Written exercise 1 ▸
Pick out each line of the entries below that contains the string "axis".

Article ▸
------------------------------

B. Procedural History
On August 17, 2011, United Van Lines, LLC (“United”) and McCollister’s
Transportation Services, Inc. (“McCollister’s”) filed a Complaint for a Declaratory Judgment,
seeking a finding that each party’s liability to Lohr and LP for the damaged printer was
controlled by the terms of the Bill of Lading. (Doc. No. 1). On November 13, 2011, LP served
its Answer to that Complaint. (Doc. No. 7).
On November 13, 2011, LP also filed Counterclaims against United and McCollister’s,
seeking to recover damages for the Printer. (Id.). On March 29, 2012, this Court granted
United’s and McCollister’s motion to dismiss LP’s Counterclaims in part. (Doc. No. 21). On
July 13, 2012, LP amended its Answer and filed a Third Party Complaint against CBS, CUSA,
and Rodney Held for actions related to the shipment of the Printer. (Doc. No. 28).

------------------------------

Raw data ▸
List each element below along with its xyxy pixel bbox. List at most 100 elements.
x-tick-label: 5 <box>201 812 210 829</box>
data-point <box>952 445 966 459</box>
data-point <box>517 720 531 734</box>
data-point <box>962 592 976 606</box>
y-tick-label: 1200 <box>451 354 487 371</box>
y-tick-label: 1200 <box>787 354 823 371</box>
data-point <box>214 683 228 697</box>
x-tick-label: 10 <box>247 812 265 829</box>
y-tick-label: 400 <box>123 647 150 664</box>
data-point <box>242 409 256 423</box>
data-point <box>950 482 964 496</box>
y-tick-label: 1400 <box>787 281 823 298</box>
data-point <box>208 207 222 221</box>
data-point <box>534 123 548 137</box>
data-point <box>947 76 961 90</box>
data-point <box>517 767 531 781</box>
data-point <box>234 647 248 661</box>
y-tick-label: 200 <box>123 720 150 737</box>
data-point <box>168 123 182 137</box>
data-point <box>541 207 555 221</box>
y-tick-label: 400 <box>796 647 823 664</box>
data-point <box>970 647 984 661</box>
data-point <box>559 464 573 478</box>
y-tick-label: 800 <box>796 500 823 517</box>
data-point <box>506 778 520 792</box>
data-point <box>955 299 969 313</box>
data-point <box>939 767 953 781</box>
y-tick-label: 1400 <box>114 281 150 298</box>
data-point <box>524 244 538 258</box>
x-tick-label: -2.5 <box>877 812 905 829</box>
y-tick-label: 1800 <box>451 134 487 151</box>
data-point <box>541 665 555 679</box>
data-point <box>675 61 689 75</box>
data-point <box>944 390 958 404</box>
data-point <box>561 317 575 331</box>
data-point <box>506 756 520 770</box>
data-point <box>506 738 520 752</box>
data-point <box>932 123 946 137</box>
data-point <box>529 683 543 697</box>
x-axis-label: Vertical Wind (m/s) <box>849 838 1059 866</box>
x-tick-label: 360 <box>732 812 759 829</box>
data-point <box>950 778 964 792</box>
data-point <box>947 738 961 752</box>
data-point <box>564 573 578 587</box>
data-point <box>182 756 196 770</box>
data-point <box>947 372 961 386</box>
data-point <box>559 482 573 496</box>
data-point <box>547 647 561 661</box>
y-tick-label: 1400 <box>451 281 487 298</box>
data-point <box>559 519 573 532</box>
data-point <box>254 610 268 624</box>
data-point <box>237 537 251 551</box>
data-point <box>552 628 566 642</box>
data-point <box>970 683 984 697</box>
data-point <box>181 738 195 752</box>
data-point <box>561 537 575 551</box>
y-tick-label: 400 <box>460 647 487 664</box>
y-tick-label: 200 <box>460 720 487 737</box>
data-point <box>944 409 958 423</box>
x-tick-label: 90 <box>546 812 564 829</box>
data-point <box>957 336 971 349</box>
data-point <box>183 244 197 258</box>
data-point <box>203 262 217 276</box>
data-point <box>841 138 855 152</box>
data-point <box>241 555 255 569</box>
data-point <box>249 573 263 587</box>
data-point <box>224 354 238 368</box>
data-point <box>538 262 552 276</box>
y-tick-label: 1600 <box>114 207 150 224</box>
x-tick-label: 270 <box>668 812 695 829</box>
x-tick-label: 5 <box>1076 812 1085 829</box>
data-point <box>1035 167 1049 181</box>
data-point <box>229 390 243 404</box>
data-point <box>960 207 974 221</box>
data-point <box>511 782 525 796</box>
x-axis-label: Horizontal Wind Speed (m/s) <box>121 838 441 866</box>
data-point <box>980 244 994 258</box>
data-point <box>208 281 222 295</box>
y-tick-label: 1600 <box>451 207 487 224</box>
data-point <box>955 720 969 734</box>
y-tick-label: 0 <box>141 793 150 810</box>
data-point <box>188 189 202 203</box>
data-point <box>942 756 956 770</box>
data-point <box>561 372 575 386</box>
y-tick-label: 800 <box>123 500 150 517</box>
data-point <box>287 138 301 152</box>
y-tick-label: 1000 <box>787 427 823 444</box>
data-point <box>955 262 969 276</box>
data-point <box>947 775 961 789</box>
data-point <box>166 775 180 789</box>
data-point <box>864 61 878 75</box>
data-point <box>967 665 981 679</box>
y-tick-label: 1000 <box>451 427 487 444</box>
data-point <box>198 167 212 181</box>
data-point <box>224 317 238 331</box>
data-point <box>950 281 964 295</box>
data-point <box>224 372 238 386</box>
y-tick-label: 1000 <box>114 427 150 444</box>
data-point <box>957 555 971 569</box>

------------------------------

Written exercise 2 ▸
Continue the procedural history of the damaged-printer case above from its last sentence.

Written response 1 ▸
x-axis-label: Vertical Wind (m/s) <box>849 838 1059 866</box>
x-axis-label: Horizontal Wind Speed (m/s) <box>121 838 441 866</box>

Written response 2 ▸
On September 7, 2012, CBS and CUSA moved to dismiss LP’s Third Party Complaint.
(Doc. No. 45). On October 22, 2012, LP cross-moved to file an Amended Third Party
Complaint. (Doc. No. 53). On January 29, 2013, the Court granted both motions to dismiss, and
the Court denied LP’s motion to amend its Counterclaim and Third Party Complaint. (Doc. No.
71). On February 24, 2014, LP’s counsel wrote the Court to “confirm” that LP could file an
answer and a separate defense to the counterclaim filed by third-party defendant CFS and file a
Fourth Party Complaint against CFS. The request for leave to file the amended counterclaims
and a Fourth Party Complaint against CFS was granted on March 4, 2014. (Doc. No. 93). LP
and Lohr do not claim that the request explicitly included a request for leave to file the Fifth
Party Complaint against BR, CBS, OCE or CSA.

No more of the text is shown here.